Data entries
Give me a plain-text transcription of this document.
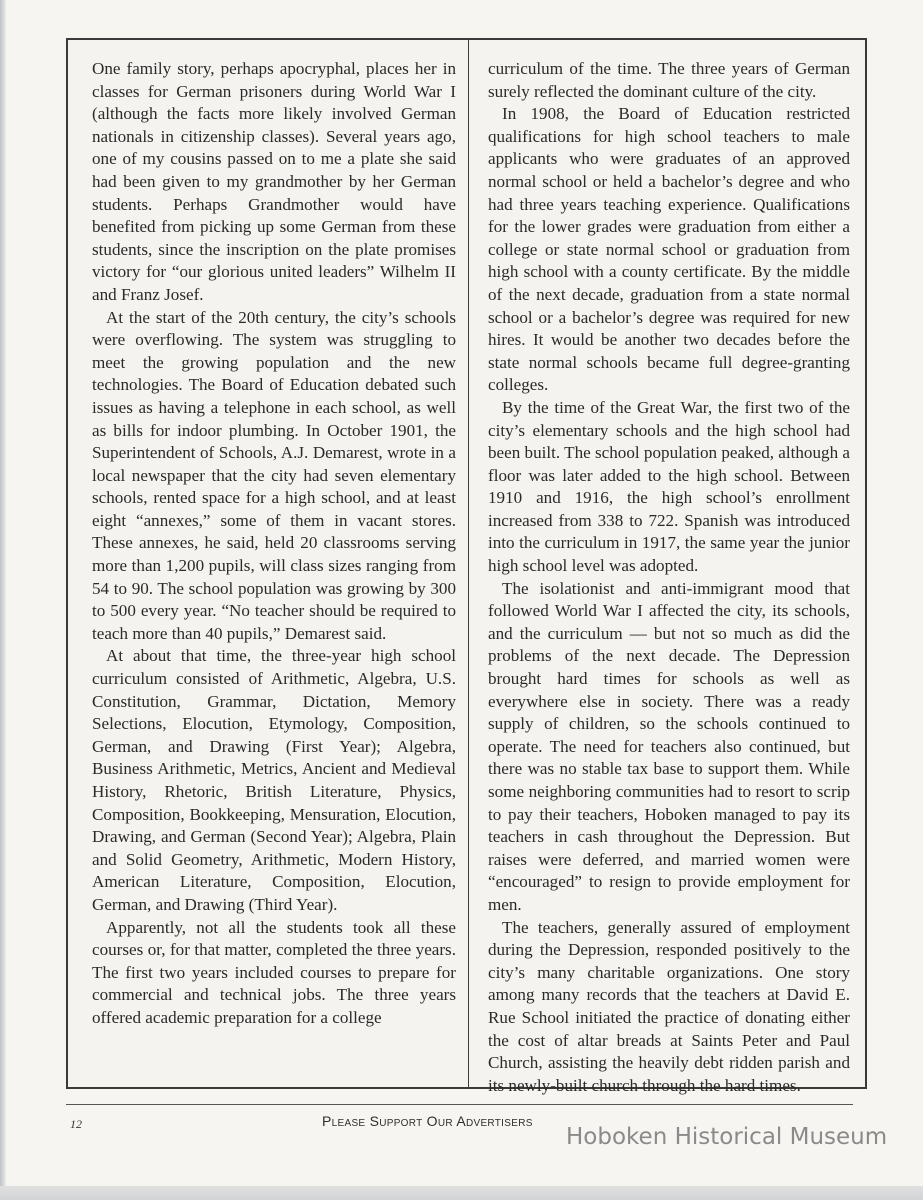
One family story, perhaps apocryphal, places her in classes for German prisoners during World War I (although the facts more likely involved German nationals in citizenship classes). Several years ago, one of my cousins passed on to me a plate she said had been given to my grandmother by her German students. Perhaps Grandmother would have benefited from picking up some German from these students, since the inscription on the plate promises victory for “our glorious united leaders” Wilhelm II and Franz Josef.

At the start of the 20th century, the city’s schools were overflowing. The system was struggling to meet the growing population and the new technologies. The Board of Education debated such issues as having a telephone in each school, as well as bills for indoor plumbing. In October 1901, the Superintendent of Schools, A.J. Demarest, wrote in a local newspaper that the city had seven elementary schools, rented space for a high school, and at least eight “annexes,” some of them in vacant stores. These annexes, he said, held 20 classrooms serving more than 1,200 pupils, will class sizes ranging from 54 to 90. The school population was growing by 300 to 500 every year. “No teacher should be required to teach more than 40 pupils,” Demarest said.

At about that time, the three-year high school curriculum consisted of Arithmetic, Algebra, U.S. Constitution, Grammar, Dictation, Memory Selections, Elocution, Etymology, Composition, German, and Drawing (First Year); Algebra, Business Arithmetic, Metrics, Ancient and Medieval History, Rhetoric, British Literature, Physics, Composition, Bookkeeping, Mensuration, Elocution, Drawing, and German (Second Year); Algebra, Plain and Solid Geometry, Arithmetic, Modern History, American Literature, Composition, Elocution, German, and Drawing (Third Year).

Apparently, not all the students took all these courses or, for that matter, completed the three years. The first two years included courses to prepare for commercial and technical jobs. The three years offered academic preparation for a college

curriculum of the time. The three years of German surely reflected the dominant culture of the city.

In 1908, the Board of Education restricted qualifications for high school teachers to male applicants who were graduates of an approved normal school or held a bachelor’s degree and who had three years teaching experience. Qualifications for the lower grades were graduation from either a college or state normal school or graduation from high school with a county certificate. By the middle of the next decade, graduation from a state normal school or a bachelor’s degree was required for new hires. It would be another two decades before the state normal schools became full degree-granting colleges.

By the time of the Great War, the first two of the city’s elementary schools and the high school had been built. The school population peaked, although a floor was later added to the high school. Between 1910 and 1916, the high school’s enrollment increased from 338 to 722. Spanish was introduced into the curriculum in 1917, the same year the junior high school level was adopted.

The isolationist and anti-immigrant mood that followed World War I affected the city, its schools, and the curriculum — but not so much as did the problems of the next decade. The Depression brought hard times for schools as well as everywhere else in society. There was a ready supply of children, so the schools continued to operate. The need for teachers also continued, but there was no stable tax base to support them. While some neighboring communities had to resort to scrip to pay their teachers, Hoboken managed to pay its teachers in cash throughout the Depression. But raises were deferred, and married women were “encouraged” to resign to provide employment for men.

The teachers, generally assured of employment during the Depression, responded positively to the city’s many charitable organizations. One story among many records that the teachers at David E. Rue School initiated the practice of donating either the cost of altar breads at Saints Peter and Paul Church, assisting the heavily debt ridden parish and its newly-built church through the hard times.

12	Please Support Our Advertisers
Hoboken Historical Museum
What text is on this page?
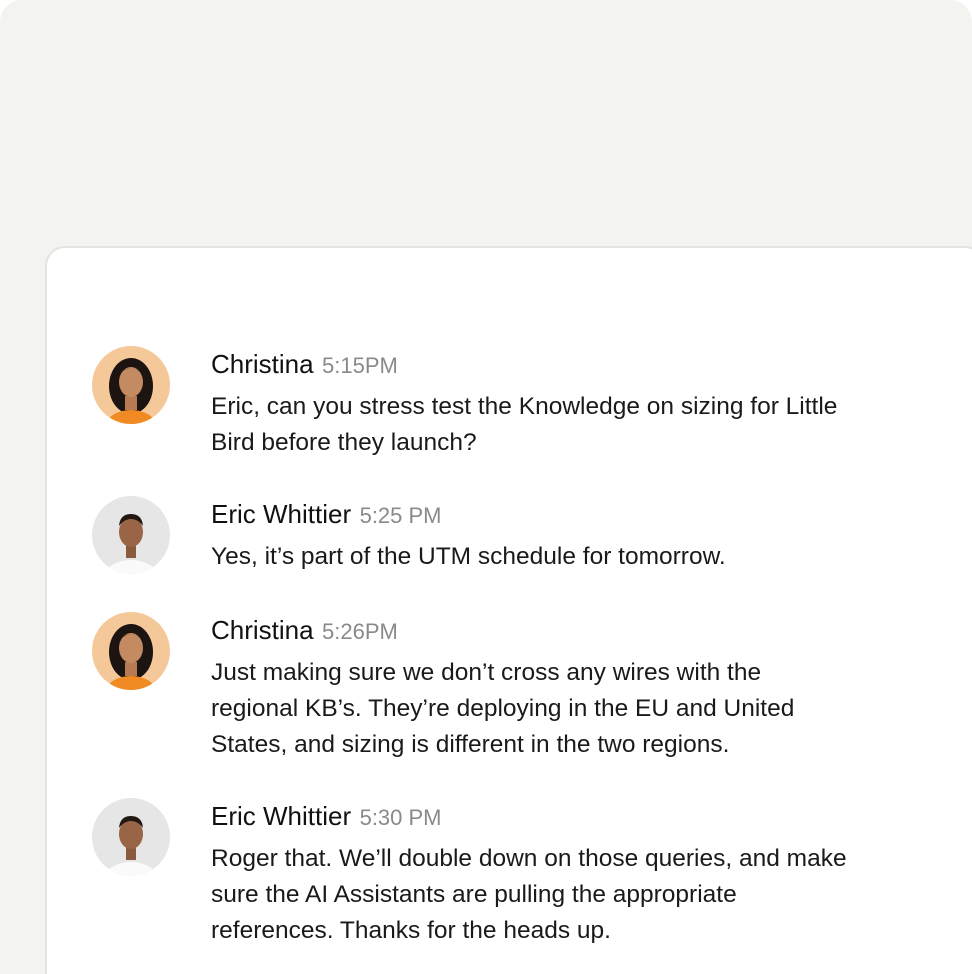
Christina 5:15PM
Eric, can you stress test the Knowledge on sizing for Little
Bird before they launch?
Eric Whittier 5:25 PM
Yes, it’s part of the UTM schedule for tomorrow.
Christina 5:26PM
Just making sure we don’t cross any wires with the
regional KB’s. They’re deploying in the EU and United
States, and sizing is different in the two regions.
Eric Whittier 5:30 PM
Roger that. We’ll double down on those queries, and make
sure the AI Assistants are pulling the appropriate
references. Thanks for the heads up.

**WHAT NEEDS TO BE DONE**
All the records above need to be given again word for word. Skip the pictures.

**RESULT FOR THIS TASK**
Give me a plain-text transcription of this document.
One family story, perhaps apocryphal, places her in classes for German prisoners during World War I (although the facts more likely involved German nationals in citizenship classes). Several years ago, one of my cousins passed on to me a plate she said had been given to my grandmother by her German students. Perhaps Grandmother would have benefited from picking up some German from these students, since the inscription on the plate promises victory for “our glorious united leaders” Wilhelm II and Franz Josef.

At the start of the 20th century, the city’s schools were overflowing. The system was struggling to meet the growing population and the new technologies. The Board of Education debated such issues as having a telephone in each school, as well as bills for indoor plumbing. In October 1901, the Superintendent of Schools, A.J. Demarest, wrote in a local newspaper that the city had seven elementary schools, rented space for a high school, and at least eight “annexes,” some of them in vacant stores. These annexes, he said, held 20 classrooms serving more than 1,200 pupils, will class sizes ranging from 54 to 90. The school population was growing by 300 to 500 every year. “No teacher should be required to teach more than 40 pupils,” Demarest said.

At about that time, the three-year high school curriculum consisted of Arithmetic, Algebra, U.S. Constitution, Grammar, Dictation, Memory Selections, Elocution, Etymology, Composition, German, and Drawing (First Year); Algebra, Business Arithmetic, Metrics, Ancient and Medieval History, Rhetoric, British Literature, Physics, Composition, Bookkeeping, Mensuration, Elocution, Drawing, and German (Second Year); Algebra, Plain and Solid Geometry, Arithmetic, Modern History, American Literature, Composition, Elocution, German, and Drawing (Third Year).

Apparently, not all the students took all these courses or, for that matter, completed the three years. The first two years included courses to prepare for commercial and technical jobs. The three years offered academic preparation for a college

curriculum of the time. The three years of German surely reflected the dominant culture of the city.

In 1908, the Board of Education restricted qualifications for high school teachers to male applicants who were graduates of an approved normal school or held a bachelor’s degree and who had three years teaching experience. Qualifications for the lower grades were graduation from either a college or state normal school or graduation from high school with a county certificate. By the middle of the next decade, graduation from a state normal school or a bachelor’s degree was required for new hires. It would be another two decades before the state normal schools became full degree-granting colleges.

By the time of the Great War, the first two of the city’s elementary schools and the high school had been built. The school population peaked, although a floor was later added to the high school. Between 1910 and 1916, the high school’s enrollment increased from 338 to 722. Spanish was introduced into the curriculum in 1917, the same year the junior high school level was adopted.

The isolationist and anti-immigrant mood that followed World War I affected the city, its schools, and the curriculum — but not so much as did the problems of the next decade. The Depression brought hard times for schools as well as everywhere else in society. There was a ready supply of children, so the schools continued to operate. The need for teachers also continued, but there was no stable tax base to support them. While some neighboring communities had to resort to scrip to pay their teachers, Hoboken managed to pay its teachers in cash throughout the Depression. But raises were deferred, and married women were “encouraged” to resign to provide employment for men.

The teachers, generally assured of employment during the Depression, responded positively to the city’s many charitable organizations. One story among many records that the teachers at David E. Rue School initiated the practice of donating either the cost of altar breads at Saints Peter and Paul Church, assisting the heavily debt ridden parish and its newly-built church through the hard times.

12	Please Support Our Advertisers
Hoboken Historical Museum
What text is on this page?
Christina 5:15PM
Eric, can you stress test the Knowledge on sizing for Little
Bird before they launch?
Eric Whittier 5:25 PM
Yes, it’s part of the UTM schedule for tomorrow.
Christina 5:26PM
Just making sure we don’t cross any wires with the
regional KB’s. They’re deploying in the EU and United
States, and sizing is different in the two regions.
Eric Whittier 5:30 PM
Roger that. We’ll double down on those queries, and make
sure the AI Assistants are pulling the appropriate
references. Thanks for the heads up.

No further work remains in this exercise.